Instructions for the task
Write out the listing below in full and exactly, leaving out every picture.

Figure record listings:
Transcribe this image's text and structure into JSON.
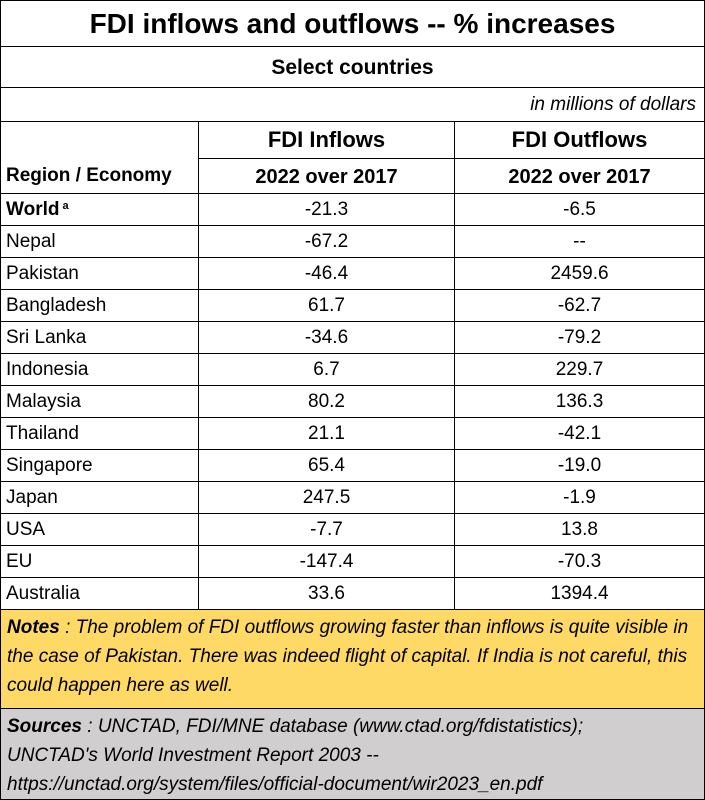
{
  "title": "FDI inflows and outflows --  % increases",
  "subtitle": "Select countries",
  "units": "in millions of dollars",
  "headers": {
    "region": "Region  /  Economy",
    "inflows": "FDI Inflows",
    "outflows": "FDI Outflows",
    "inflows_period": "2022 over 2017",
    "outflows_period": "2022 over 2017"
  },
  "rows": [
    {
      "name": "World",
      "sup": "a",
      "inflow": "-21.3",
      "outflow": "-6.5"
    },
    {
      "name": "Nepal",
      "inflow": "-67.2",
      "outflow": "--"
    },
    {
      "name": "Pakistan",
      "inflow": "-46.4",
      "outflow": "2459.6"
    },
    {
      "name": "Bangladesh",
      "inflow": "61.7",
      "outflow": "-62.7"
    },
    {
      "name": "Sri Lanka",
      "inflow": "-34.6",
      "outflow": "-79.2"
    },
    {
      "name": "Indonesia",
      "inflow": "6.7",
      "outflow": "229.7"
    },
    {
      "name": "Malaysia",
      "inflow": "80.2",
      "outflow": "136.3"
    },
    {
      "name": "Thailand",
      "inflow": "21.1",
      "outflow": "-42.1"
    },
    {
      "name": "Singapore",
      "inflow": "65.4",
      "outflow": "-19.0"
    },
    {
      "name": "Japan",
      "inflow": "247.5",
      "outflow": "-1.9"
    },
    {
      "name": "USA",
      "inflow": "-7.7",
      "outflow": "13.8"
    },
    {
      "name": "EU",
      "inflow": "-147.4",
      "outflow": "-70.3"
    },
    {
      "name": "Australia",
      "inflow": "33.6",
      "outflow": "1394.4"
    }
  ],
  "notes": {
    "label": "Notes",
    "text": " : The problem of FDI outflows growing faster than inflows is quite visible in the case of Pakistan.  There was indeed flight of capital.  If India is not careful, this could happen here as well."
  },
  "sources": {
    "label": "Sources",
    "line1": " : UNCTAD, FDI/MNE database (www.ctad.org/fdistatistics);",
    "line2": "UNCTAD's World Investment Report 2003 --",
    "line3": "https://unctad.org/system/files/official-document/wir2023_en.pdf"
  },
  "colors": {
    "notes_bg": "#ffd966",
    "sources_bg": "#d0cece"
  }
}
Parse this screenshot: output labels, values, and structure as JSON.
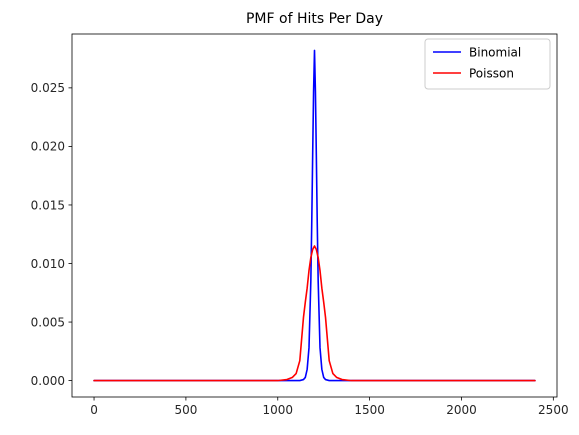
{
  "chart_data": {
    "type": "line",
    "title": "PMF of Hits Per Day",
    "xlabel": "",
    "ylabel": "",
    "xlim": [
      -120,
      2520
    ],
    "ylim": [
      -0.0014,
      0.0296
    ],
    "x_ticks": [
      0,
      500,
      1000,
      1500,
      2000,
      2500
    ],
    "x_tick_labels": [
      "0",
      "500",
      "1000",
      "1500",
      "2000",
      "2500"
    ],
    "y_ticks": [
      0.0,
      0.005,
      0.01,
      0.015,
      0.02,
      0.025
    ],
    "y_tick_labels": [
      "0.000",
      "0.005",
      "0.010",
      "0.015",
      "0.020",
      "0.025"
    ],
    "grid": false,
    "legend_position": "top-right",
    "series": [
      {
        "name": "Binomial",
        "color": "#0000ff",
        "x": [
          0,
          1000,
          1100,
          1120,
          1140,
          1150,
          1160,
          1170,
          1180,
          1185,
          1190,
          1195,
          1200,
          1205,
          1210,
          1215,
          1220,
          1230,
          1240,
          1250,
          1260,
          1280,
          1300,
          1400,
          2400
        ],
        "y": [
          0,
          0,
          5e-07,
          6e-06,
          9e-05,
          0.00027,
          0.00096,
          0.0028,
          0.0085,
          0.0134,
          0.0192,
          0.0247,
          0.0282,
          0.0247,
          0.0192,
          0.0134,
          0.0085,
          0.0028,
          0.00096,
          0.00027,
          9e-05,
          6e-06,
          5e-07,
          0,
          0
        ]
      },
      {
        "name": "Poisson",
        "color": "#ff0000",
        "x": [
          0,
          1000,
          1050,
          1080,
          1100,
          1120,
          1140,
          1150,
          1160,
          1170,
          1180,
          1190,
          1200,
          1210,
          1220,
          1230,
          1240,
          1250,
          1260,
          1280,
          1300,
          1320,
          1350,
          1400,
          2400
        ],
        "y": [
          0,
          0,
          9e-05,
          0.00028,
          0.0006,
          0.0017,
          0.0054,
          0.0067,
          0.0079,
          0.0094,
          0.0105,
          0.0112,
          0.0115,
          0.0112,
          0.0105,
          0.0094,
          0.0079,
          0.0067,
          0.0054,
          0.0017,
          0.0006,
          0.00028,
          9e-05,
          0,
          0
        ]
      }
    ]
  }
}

Expected answer
Transcribe this image's text and structure into JSON.
{
  "title": "FDI inflows and outflows --  % increases",
  "subtitle": "Select countries",
  "units": "in millions of dollars",
  "headers": {
    "region": "Region  /  Economy",
    "inflows": "FDI Inflows",
    "outflows": "FDI Outflows",
    "inflows_period": "2022 over 2017",
    "outflows_period": "2022 over 2017"
  },
  "rows": [
    {
      "name": "World",
      "sup": "a",
      "inflow": "-21.3",
      "outflow": "-6.5"
    },
    {
      "name": "Nepal",
      "inflow": "-67.2",
      "outflow": "--"
    },
    {
      "name": "Pakistan",
      "inflow": "-46.4",
      "outflow": "2459.6"
    },
    {
      "name": "Bangladesh",
      "inflow": "61.7",
      "outflow": "-62.7"
    },
    {
      "name": "Sri Lanka",
      "inflow": "-34.6",
      "outflow": "-79.2"
    },
    {
      "name": "Indonesia",
      "inflow": "6.7",
      "outflow": "229.7"
    },
    {
      "name": "Malaysia",
      "inflow": "80.2",
      "outflow": "136.3"
    },
    {
      "name": "Thailand",
      "inflow": "21.1",
      "outflow": "-42.1"
    },
    {
      "name": "Singapore",
      "inflow": "65.4",
      "outflow": "-19.0"
    },
    {
      "name": "Japan",
      "inflow": "247.5",
      "outflow": "-1.9"
    },
    {
      "name": "USA",
      "inflow": "-7.7",
      "outflow": "13.8"
    },
    {
      "name": "EU",
      "inflow": "-147.4",
      "outflow": "-70.3"
    },
    {
      "name": "Australia",
      "inflow": "33.6",
      "outflow": "1394.4"
    }
  ],
  "notes": {
    "label": "Notes",
    "text": " : The problem of FDI outflows growing faster than inflows is quite visible in the case of Pakistan.  There was indeed flight of capital.  If India is not careful, this could happen here as well."
  },
  "sources": {
    "label": "Sources",
    "line1": " : UNCTAD, FDI/MNE database (www.ctad.org/fdistatistics);",
    "line2": "UNCTAD's World Investment Report 2003 --",
    "line3": "https://unctad.org/system/files/official-document/wir2023_en.pdf"
  },
  "colors": {
    "notes_bg": "#ffd966",
    "sources_bg": "#d0cece"
  }
}
Parse this screenshot: output labels, values, and structure as JSON.
{
  "chart_data": {
    "type": "line",
    "title": "PMF of Hits Per Day",
    "xlabel": "",
    "ylabel": "",
    "xlim": [
      -120,
      2520
    ],
    "ylim": [
      -0.0014,
      0.0296
    ],
    "x_ticks": [
      0,
      500,
      1000,
      1500,
      2000,
      2500
    ],
    "x_tick_labels": [
      "0",
      "500",
      "1000",
      "1500",
      "2000",
      "2500"
    ],
    "y_ticks": [
      0.0,
      0.005,
      0.01,
      0.015,
      0.02,
      0.025
    ],
    "y_tick_labels": [
      "0.000",
      "0.005",
      "0.010",
      "0.015",
      "0.020",
      "0.025"
    ],
    "grid": false,
    "legend_position": "top-right",
    "series": [
      {
        "name": "Binomial",
        "color": "#0000ff",
        "x": [
          0,
          1000,
          1100,
          1120,
          1140,
          1150,
          1160,
          1170,
          1180,
          1185,
          1190,
          1195,
          1200,
          1205,
          1210,
          1215,
          1220,
          1230,
          1240,
          1250,
          1260,
          1280,
          1300,
          1400,
          2400
        ],
        "y": [
          0,
          0,
          5e-07,
          6e-06,
          9e-05,
          0.00027,
          0.00096,
          0.0028,
          0.0085,
          0.0134,
          0.0192,
          0.0247,
          0.0282,
          0.0247,
          0.0192,
          0.0134,
          0.0085,
          0.0028,
          0.00096,
          0.00027,
          9e-05,
          6e-06,
          5e-07,
          0,
          0
        ]
      },
      {
        "name": "Poisson",
        "color": "#ff0000",
        "x": [
          0,
          1000,
          1050,
          1080,
          1100,
          1120,
          1140,
          1150,
          1160,
          1170,
          1180,
          1190,
          1200,
          1210,
          1220,
          1230,
          1240,
          1250,
          1260,
          1280,
          1300,
          1320,
          1350,
          1400,
          2400
        ],
        "y": [
          0,
          0,
          9e-05,
          0.00028,
          0.0006,
          0.0017,
          0.0054,
          0.0067,
          0.0079,
          0.0094,
          0.0105,
          0.0112,
          0.0115,
          0.0112,
          0.0105,
          0.0094,
          0.0079,
          0.0067,
          0.0054,
          0.0017,
          0.0006,
          0.00028,
          9e-05,
          0,
          0
        ]
      }
    ]
  }
}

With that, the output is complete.